* PROBLEM DESCRIPTION *
Please give back each of the lines below word for word, changing nothing and leaving none out.

* TASK MATERIAL *

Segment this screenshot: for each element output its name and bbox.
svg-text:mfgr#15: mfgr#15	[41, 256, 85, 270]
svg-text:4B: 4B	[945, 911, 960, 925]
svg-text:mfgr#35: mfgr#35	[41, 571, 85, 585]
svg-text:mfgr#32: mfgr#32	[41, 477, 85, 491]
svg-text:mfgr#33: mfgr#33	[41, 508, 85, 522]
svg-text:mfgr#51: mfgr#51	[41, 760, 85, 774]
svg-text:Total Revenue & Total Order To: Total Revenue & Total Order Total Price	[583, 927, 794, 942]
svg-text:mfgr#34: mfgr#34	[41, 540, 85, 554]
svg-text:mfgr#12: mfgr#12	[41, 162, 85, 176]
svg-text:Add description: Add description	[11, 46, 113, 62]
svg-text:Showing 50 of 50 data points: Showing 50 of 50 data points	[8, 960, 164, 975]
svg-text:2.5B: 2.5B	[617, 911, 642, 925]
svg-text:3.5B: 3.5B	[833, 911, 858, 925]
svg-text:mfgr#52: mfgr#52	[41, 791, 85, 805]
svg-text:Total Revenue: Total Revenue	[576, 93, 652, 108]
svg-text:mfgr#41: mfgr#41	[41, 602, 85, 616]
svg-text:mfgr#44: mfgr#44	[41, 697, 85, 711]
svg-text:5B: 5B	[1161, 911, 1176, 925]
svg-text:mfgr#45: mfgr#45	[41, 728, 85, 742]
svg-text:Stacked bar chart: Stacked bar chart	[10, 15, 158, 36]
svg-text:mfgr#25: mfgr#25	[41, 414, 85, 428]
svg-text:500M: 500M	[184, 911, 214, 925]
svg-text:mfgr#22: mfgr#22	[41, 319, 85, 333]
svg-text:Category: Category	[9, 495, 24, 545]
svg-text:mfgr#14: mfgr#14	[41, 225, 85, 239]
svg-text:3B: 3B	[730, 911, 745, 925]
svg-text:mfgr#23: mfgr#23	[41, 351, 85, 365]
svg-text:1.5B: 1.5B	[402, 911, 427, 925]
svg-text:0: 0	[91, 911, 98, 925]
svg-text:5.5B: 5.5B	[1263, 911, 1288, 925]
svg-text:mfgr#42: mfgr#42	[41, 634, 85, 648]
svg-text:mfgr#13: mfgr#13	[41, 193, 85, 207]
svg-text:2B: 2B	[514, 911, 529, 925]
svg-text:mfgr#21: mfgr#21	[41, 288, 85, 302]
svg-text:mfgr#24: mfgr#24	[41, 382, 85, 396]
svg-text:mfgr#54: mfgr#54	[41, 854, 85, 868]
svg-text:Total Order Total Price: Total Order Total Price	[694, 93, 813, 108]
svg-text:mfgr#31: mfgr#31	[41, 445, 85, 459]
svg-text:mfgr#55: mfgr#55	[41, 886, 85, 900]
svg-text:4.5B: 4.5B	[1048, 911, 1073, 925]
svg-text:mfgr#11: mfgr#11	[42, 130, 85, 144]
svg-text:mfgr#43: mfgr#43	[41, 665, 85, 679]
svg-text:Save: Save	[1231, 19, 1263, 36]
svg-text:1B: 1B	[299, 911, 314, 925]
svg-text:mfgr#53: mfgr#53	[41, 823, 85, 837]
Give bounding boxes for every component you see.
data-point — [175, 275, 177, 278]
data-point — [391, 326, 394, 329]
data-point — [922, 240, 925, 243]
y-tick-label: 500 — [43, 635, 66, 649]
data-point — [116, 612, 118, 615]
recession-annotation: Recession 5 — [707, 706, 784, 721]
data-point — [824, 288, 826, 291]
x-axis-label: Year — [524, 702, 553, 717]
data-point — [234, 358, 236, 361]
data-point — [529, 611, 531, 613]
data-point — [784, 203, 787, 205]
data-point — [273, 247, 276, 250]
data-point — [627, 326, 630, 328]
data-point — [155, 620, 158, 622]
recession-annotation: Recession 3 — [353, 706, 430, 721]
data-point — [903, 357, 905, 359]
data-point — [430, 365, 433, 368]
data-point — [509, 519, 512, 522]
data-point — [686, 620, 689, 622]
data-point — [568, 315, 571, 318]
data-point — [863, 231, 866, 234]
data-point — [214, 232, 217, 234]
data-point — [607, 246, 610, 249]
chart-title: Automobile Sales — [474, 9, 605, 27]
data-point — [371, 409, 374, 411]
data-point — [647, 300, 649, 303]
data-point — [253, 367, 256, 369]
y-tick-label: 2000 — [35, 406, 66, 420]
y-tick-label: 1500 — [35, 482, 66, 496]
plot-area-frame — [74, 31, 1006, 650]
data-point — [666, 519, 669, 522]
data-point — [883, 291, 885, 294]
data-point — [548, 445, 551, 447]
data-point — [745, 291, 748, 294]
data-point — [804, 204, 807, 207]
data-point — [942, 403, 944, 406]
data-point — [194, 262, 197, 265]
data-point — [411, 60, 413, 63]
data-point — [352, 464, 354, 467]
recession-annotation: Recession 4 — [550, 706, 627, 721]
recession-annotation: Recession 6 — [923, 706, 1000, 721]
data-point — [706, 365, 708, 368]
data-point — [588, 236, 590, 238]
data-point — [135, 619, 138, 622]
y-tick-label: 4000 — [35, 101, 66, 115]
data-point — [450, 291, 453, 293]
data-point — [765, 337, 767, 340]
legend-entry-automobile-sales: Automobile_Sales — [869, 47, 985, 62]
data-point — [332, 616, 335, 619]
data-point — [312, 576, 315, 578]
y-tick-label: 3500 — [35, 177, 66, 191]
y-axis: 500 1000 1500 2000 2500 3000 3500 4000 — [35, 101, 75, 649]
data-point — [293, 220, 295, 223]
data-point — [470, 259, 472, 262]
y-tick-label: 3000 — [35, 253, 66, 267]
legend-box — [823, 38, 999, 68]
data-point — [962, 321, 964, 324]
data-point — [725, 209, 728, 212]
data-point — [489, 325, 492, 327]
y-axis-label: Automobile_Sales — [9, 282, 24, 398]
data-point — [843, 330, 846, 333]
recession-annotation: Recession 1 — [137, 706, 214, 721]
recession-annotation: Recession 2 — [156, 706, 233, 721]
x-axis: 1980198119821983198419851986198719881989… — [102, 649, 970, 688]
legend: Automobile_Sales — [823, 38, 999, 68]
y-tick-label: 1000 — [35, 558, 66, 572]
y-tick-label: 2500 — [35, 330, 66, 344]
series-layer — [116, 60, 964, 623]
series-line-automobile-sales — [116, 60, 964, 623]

* EXERCISE RESPONSE *
Segment this screenshot: for each element output its name and bbox.
svg-text:mfgr#15: mfgr#15	[41, 256, 85, 270]
svg-text:4B: 4B	[945, 911, 960, 925]
svg-text:mfgr#35: mfgr#35	[41, 571, 85, 585]
svg-text:mfgr#32: mfgr#32	[41, 477, 85, 491]
svg-text:mfgr#33: mfgr#33	[41, 508, 85, 522]
svg-text:mfgr#51: mfgr#51	[41, 760, 85, 774]
svg-text:Total Revenue & Total Order To: Total Revenue & Total Order Total Price	[583, 927, 794, 942]
svg-text:mfgr#34: mfgr#34	[41, 540, 85, 554]
svg-text:mfgr#12: mfgr#12	[41, 162, 85, 176]
svg-text:Add description: Add description	[11, 46, 113, 62]
svg-text:Showing 50 of 50 data points: Showing 50 of 50 data points	[8, 960, 164, 975]
svg-text:2.5B: 2.5B	[617, 911, 642, 925]
svg-text:3.5B: 3.5B	[833, 911, 858, 925]
svg-text:mfgr#52: mfgr#52	[41, 791, 85, 805]
svg-text:Total Revenue: Total Revenue	[576, 93, 652, 108]
svg-text:mfgr#41: mfgr#41	[41, 602, 85, 616]
svg-text:mfgr#44: mfgr#44	[41, 697, 85, 711]
svg-text:5B: 5B	[1161, 911, 1176, 925]
svg-text:mfgr#45: mfgr#45	[41, 728, 85, 742]
svg-text:Stacked bar chart: Stacked bar chart	[10, 15, 158, 36]
svg-text:mfgr#25: mfgr#25	[41, 414, 85, 428]
svg-text:500M: 500M	[184, 911, 214, 925]
svg-text:mfgr#22: mfgr#22	[41, 319, 85, 333]
svg-text:Category: Category	[9, 495, 24, 545]
svg-text:mfgr#14: mfgr#14	[41, 225, 85, 239]
svg-text:3B: 3B	[730, 911, 745, 925]
svg-text:mfgr#23: mfgr#23	[41, 351, 85, 365]
svg-text:1.5B: 1.5B	[402, 911, 427, 925]
svg-text:0: 0	[91, 911, 98, 925]
svg-text:5.5B: 5.5B	[1263, 911, 1288, 925]
svg-text:mfgr#42: mfgr#42	[41, 634, 85, 648]
svg-text:mfgr#13: mfgr#13	[41, 193, 85, 207]
svg-text:2B: 2B	[514, 911, 529, 925]
svg-text:mfgr#21: mfgr#21	[41, 288, 85, 302]
svg-text:mfgr#24: mfgr#24	[41, 382, 85, 396]
svg-text:mfgr#54: mfgr#54	[41, 854, 85, 868]
svg-text:Total Order Total Price: Total Order Total Price	[694, 93, 813, 108]
svg-text:mfgr#31: mfgr#31	[41, 445, 85, 459]
svg-text:mfgr#55: mfgr#55	[41, 886, 85, 900]
svg-text:4.5B: 4.5B	[1048, 911, 1073, 925]
svg-text:mfgr#11: mfgr#11	[42, 130, 85, 144]
svg-text:mfgr#43: mfgr#43	[41, 665, 85, 679]
svg-text:Save: Save	[1231, 19, 1263, 36]
svg-text:1B: 1B	[299, 911, 314, 925]
svg-text:mfgr#53: mfgr#53	[41, 823, 85, 837]
Give bounding boxes for every component you see.
data-point — [175, 275, 177, 278]
data-point — [391, 326, 394, 329]
data-point — [922, 240, 925, 243]
y-tick-label: 500 — [43, 635, 66, 649]
data-point — [116, 612, 118, 615]
recession-annotation: Recession 5 — [707, 706, 784, 721]
data-point — [824, 288, 826, 291]
x-axis-label: Year — [524, 702, 553, 717]
data-point — [234, 358, 236, 361]
data-point — [529, 611, 531, 613]
data-point — [784, 203, 787, 205]
data-point — [273, 247, 276, 250]
data-point — [627, 326, 630, 328]
data-point — [155, 620, 158, 622]
recession-annotation: Recession 3 — [353, 706, 430, 721]
data-point — [903, 357, 905, 359]
data-point — [430, 365, 433, 368]
data-point — [509, 519, 512, 522]
data-point — [686, 620, 689, 622]
data-point — [568, 315, 571, 318]
data-point — [863, 231, 866, 234]
data-point — [214, 232, 217, 234]
data-point — [607, 246, 610, 249]
chart-title: Automobile Sales — [474, 9, 605, 27]
data-point — [371, 409, 374, 411]
data-point — [647, 300, 649, 303]
data-point — [253, 367, 256, 369]
y-tick-label: 2000 — [35, 406, 66, 420]
y-tick-label: 1500 — [35, 482, 66, 496]
plot-area-frame — [74, 31, 1006, 650]
data-point — [666, 519, 669, 522]
data-point — [883, 291, 885, 294]
data-point — [548, 445, 551, 447]
data-point — [745, 291, 748, 294]
data-point — [804, 204, 807, 207]
data-point — [942, 403, 944, 406]
data-point — [194, 262, 197, 265]
data-point — [411, 60, 413, 63]
data-point — [352, 464, 354, 467]
recession-annotation: Recession 4 — [550, 706, 627, 721]
recession-annotation: Recession 6 — [923, 706, 1000, 721]
data-point — [706, 365, 708, 368]
data-point — [588, 236, 590, 238]
data-point — [135, 619, 138, 622]
y-tick-label: 4000 — [35, 101, 66, 115]
data-point — [450, 291, 453, 293]
data-point — [765, 337, 767, 340]
legend-entry-automobile-sales: Automobile_Sales — [869, 47, 985, 62]
data-point — [332, 616, 335, 619]
data-point — [312, 576, 315, 578]
y-tick-label: 3500 — [35, 177, 66, 191]
y-axis: 500 1000 1500 2000 2500 3000 3500 4000 — [35, 101, 75, 649]
data-point — [293, 220, 295, 223]
data-point — [470, 259, 472, 262]
y-tick-label: 3000 — [35, 253, 66, 267]
legend-box — [823, 38, 999, 68]
data-point — [962, 321, 964, 324]
data-point — [725, 209, 728, 212]
data-point — [489, 325, 492, 327]
y-axis-label: Automobile_Sales — [9, 282, 24, 398]
data-point — [843, 330, 846, 333]
recession-annotation: Recession 1 — [137, 706, 214, 721]
recession-annotation: Recession 2 — [156, 706, 233, 721]
x-axis: 1980198119821983198419851986198719881989… — [102, 649, 970, 688]
legend: Automobile_Sales — [823, 38, 999, 68]
y-tick-label: 1000 — [35, 558, 66, 572]
y-tick-label: 2500 — [35, 330, 66, 344]
series-layer — [116, 60, 964, 623]
series-line-automobile-sales — [116, 60, 964, 623]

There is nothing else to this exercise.